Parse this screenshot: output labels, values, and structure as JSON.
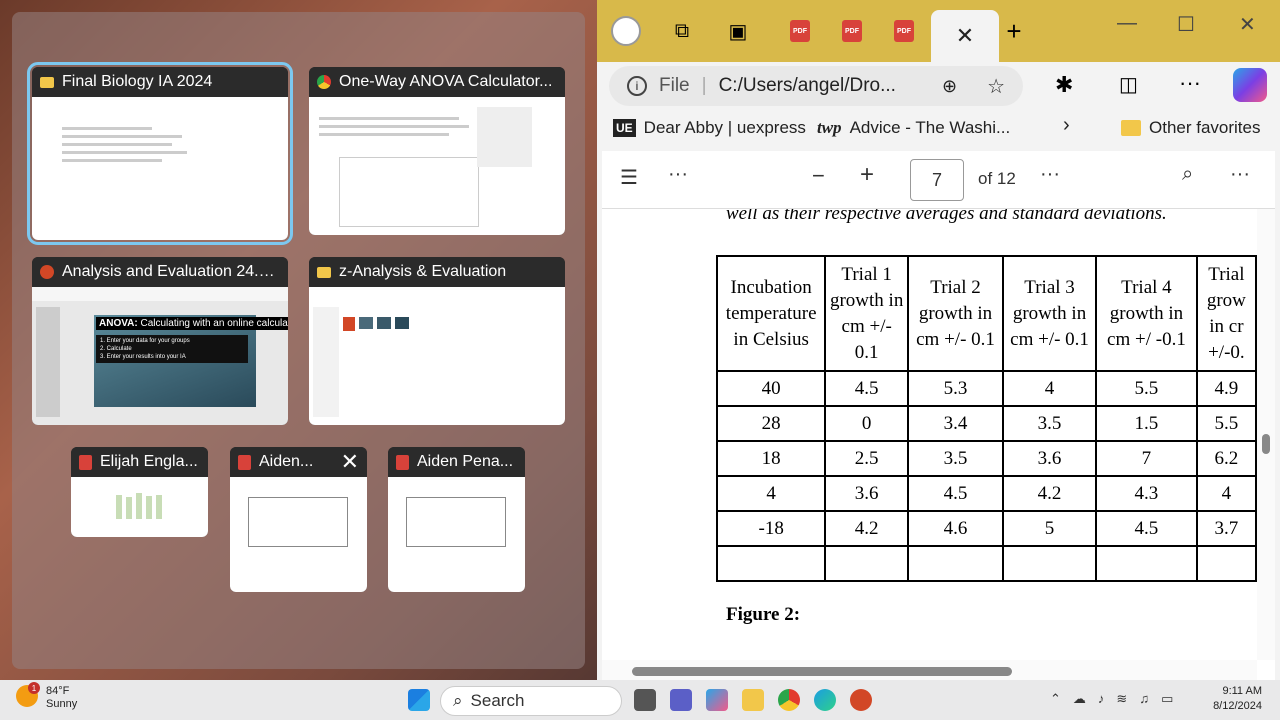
{
  "taskview": {
    "windows": [
      {
        "title": "Final Biology IA 2024",
        "icon": "folder-icon"
      },
      {
        "title": "One-Way ANOVA Calculator...",
        "icon": "chrome-icon"
      },
      {
        "title": "Analysis and Evaluation 24.p...",
        "icon": "powerpoint-icon",
        "slide_heading": "ANOVA:",
        "slide_sub": "Calculating with an online calculator",
        "slide_items": [
          "1. Enter your data for your groups",
          "2. Calculate",
          "3. Enter your results into your IA"
        ]
      },
      {
        "title": "z-Analysis & Evaluation",
        "icon": "folder-icon"
      },
      {
        "title": "Elijah Engla...",
        "icon": "pdf-icon"
      },
      {
        "title": "Aiden...",
        "icon": "pdf-icon"
      },
      {
        "title": "Aiden Pena...",
        "icon": "pdf-icon"
      }
    ]
  },
  "browser": {
    "address": {
      "prefix": "File",
      "path": "C:/Users/angel/Dro..."
    },
    "bookmarks": [
      {
        "label": "Dear Abby | uexpress",
        "icon": "UE"
      },
      {
        "label": "Advice - The Washi...",
        "icon": "twp"
      }
    ],
    "other_favorites": "Other favorites",
    "pdf": {
      "page": "7",
      "of": "of 12"
    },
    "tab_pdf_label": "PDF"
  },
  "document": {
    "caption": "well as their respective averages and standard deviations.",
    "headers": [
      "Incubation temperature in Celsius",
      "Trial 1 growth in cm +/- 0.1",
      "Trial 2 growth in cm +/- 0.1",
      "Trial 3 growth in cm +/- 0.1",
      "Trial 4 growth in cm +/ -0.1",
      "Trial grow in cr +/-0."
    ],
    "rows": [
      [
        "40",
        "4.5",
        "5.3",
        "4",
        "5.5",
        "4.9"
      ],
      [
        "28",
        "0",
        "3.4",
        "3.5",
        "1.5",
        "5.5"
      ],
      [
        "18",
        "2.5",
        "3.5",
        "3.6",
        "7",
        "6.2"
      ],
      [
        "4",
        "3.6",
        "4.5",
        "4.2",
        "4.3",
        "4"
      ],
      [
        "-18",
        "4.2",
        "4.6",
        "5",
        "4.5",
        "3.7"
      ],
      [
        "",
        "",
        "",
        "",
        "",
        ""
      ]
    ],
    "figure": "Figure 2:"
  },
  "taskbar": {
    "weather_temp": "84°F",
    "weather_desc": "Sunny",
    "weather_badge": "1",
    "search": "Search",
    "time": "9:11 AM",
    "date": "8/12/2024"
  }
}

• _BRIEF_: Reproduce each line of the material containing the word "Enter".

• _THE ANSWER_:
          "1. Enter your data for your groups",
          "3. Enter your results into your IA"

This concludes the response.